Data records
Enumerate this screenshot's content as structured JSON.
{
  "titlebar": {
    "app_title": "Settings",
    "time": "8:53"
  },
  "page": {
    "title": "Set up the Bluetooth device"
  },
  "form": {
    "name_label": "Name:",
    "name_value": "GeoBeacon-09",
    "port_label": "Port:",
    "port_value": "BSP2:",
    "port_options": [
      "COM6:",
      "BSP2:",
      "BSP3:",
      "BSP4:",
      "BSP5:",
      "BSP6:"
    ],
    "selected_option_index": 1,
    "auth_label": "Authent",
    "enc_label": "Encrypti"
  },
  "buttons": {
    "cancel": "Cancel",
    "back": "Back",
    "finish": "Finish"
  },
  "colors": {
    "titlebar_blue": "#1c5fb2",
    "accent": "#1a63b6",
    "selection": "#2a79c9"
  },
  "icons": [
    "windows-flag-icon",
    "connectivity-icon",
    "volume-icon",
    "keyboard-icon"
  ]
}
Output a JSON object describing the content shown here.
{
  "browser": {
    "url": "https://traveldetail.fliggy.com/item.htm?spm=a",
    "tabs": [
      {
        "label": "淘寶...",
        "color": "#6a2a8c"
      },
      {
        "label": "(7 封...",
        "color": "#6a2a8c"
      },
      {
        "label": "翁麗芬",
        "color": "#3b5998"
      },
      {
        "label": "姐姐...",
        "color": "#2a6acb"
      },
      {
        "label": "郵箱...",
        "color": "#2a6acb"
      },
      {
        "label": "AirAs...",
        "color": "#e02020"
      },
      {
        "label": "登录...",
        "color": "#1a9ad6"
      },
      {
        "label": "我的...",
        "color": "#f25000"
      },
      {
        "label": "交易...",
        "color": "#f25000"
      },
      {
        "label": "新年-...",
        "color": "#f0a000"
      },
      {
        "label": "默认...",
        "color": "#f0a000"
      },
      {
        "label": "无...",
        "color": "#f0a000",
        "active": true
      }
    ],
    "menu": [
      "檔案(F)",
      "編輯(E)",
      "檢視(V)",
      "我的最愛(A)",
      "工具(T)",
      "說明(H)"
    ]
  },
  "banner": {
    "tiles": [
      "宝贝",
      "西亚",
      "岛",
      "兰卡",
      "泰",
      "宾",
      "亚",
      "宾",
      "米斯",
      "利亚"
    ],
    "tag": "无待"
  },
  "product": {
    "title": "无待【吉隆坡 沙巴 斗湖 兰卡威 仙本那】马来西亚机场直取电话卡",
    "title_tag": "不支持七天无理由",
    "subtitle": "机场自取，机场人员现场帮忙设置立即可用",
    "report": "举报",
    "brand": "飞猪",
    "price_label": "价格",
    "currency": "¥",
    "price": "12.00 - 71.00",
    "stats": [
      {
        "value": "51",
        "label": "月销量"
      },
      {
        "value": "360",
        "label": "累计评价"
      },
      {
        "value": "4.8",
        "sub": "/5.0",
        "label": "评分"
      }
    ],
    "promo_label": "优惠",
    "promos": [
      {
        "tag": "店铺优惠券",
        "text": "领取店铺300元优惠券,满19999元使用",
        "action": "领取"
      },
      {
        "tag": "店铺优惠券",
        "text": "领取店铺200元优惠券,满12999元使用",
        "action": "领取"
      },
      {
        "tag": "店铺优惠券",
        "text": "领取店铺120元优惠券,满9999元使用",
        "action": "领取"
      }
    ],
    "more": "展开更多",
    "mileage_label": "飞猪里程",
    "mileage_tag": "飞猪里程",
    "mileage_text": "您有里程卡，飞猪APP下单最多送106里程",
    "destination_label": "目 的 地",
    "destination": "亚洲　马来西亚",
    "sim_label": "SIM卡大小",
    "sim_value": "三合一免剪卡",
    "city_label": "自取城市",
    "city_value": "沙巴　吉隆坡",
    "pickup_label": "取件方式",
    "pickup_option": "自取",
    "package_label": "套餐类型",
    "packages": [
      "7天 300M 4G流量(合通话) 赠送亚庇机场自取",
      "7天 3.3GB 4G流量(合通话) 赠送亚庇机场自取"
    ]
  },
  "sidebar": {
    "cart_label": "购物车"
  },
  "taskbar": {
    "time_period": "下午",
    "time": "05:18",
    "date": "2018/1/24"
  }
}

• [Task objective] Copy the data above exactly. Every line must be included.

• [Worked answer]
Enumerate this screenshot's content as structured JSON.
{
  "titlebar": {
    "app_title": "Settings",
    "time": "8:53"
  },
  "page": {
    "title": "Set up the Bluetooth device"
  },
  "form": {
    "name_label": "Name:",
    "name_value": "GeoBeacon-09",
    "port_label": "Port:",
    "port_value": "BSP2:",
    "port_options": [
      "COM6:",
      "BSP2:",
      "BSP3:",
      "BSP4:",
      "BSP5:",
      "BSP6:"
    ],
    "selected_option_index": 1,
    "auth_label": "Authent",
    "enc_label": "Encrypti"
  },
  "buttons": {
    "cancel": "Cancel",
    "back": "Back",
    "finish": "Finish"
  },
  "colors": {
    "titlebar_blue": "#1c5fb2",
    "accent": "#1a63b6",
    "selection": "#2a79c9"
  },
  "icons": [
    "windows-flag-icon",
    "connectivity-icon",
    "volume-icon",
    "keyboard-icon"
  ]
}
Output a JSON object describing the content shown here.
{
  "browser": {
    "url": "https://traveldetail.fliggy.com/item.htm?spm=a",
    "tabs": [
      {
        "label": "淘寶...",
        "color": "#6a2a8c"
      },
      {
        "label": "(7 封...",
        "color": "#6a2a8c"
      },
      {
        "label": "翁麗芬",
        "color": "#3b5998"
      },
      {
        "label": "姐姐...",
        "color": "#2a6acb"
      },
      {
        "label": "郵箱...",
        "color": "#2a6acb"
      },
      {
        "label": "AirAs...",
        "color": "#e02020"
      },
      {
        "label": "登录...",
        "color": "#1a9ad6"
      },
      {
        "label": "我的...",
        "color": "#f25000"
      },
      {
        "label": "交易...",
        "color": "#f25000"
      },
      {
        "label": "新年-...",
        "color": "#f0a000"
      },
      {
        "label": "默认...",
        "color": "#f0a000"
      },
      {
        "label": "无...",
        "color": "#f0a000",
        "active": true
      }
    ],
    "menu": [
      "檔案(F)",
      "編輯(E)",
      "檢視(V)",
      "我的最愛(A)",
      "工具(T)",
      "說明(H)"
    ]
  },
  "banner": {
    "tiles": [
      "宝贝",
      "西亚",
      "岛",
      "兰卡",
      "泰",
      "宾",
      "亚",
      "宾",
      "米斯",
      "利亚"
    ],
    "tag": "无待"
  },
  "product": {
    "title": "无待【吉隆坡 沙巴 斗湖 兰卡威 仙本那】马来西亚机场直取电话卡",
    "title_tag": "不支持七天无理由",
    "subtitle": "机场自取，机场人员现场帮忙设置立即可用",
    "report": "举报",
    "brand": "飞猪",
    "price_label": "价格",
    "currency": "¥",
    "price": "12.00 - 71.00",
    "stats": [
      {
        "value": "51",
        "label": "月销量"
      },
      {
        "value": "360",
        "label": "累计评价"
      },
      {
        "value": "4.8",
        "sub": "/5.0",
        "label": "评分"
      }
    ],
    "promo_label": "优惠",
    "promos": [
      {
        "tag": "店铺优惠券",
        "text": "领取店铺300元优惠券,满19999元使用",
        "action": "领取"
      },
      {
        "tag": "店铺优惠券",
        "text": "领取店铺200元优惠券,满12999元使用",
        "action": "领取"
      },
      {
        "tag": "店铺优惠券",
        "text": "领取店铺120元优惠券,满9999元使用",
        "action": "领取"
      }
    ],
    "more": "展开更多",
    "mileage_label": "飞猪里程",
    "mileage_tag": "飞猪里程",
    "mileage_text": "您有里程卡，飞猪APP下单最多送106里程",
    "destination_label": "目 的 地",
    "destination": "亚洲　马来西亚",
    "sim_label": "SIM卡大小",
    "sim_value": "三合一免剪卡",
    "city_label": "自取城市",
    "city_value": "沙巴　吉隆坡",
    "pickup_label": "取件方式",
    "pickup_option": "自取",
    "package_label": "套餐类型",
    "packages": [
      "7天 300M 4G流量(合通话) 赠送亚庇机场自取",
      "7天 3.3GB 4G流量(合通话) 赠送亚庇机场自取"
    ]
  },
  "sidebar": {
    "cart_label": "购物车"
  },
  "taskbar": {
    "time_period": "下午",
    "time": "05:18",
    "date": "2018/1/24"
  }
}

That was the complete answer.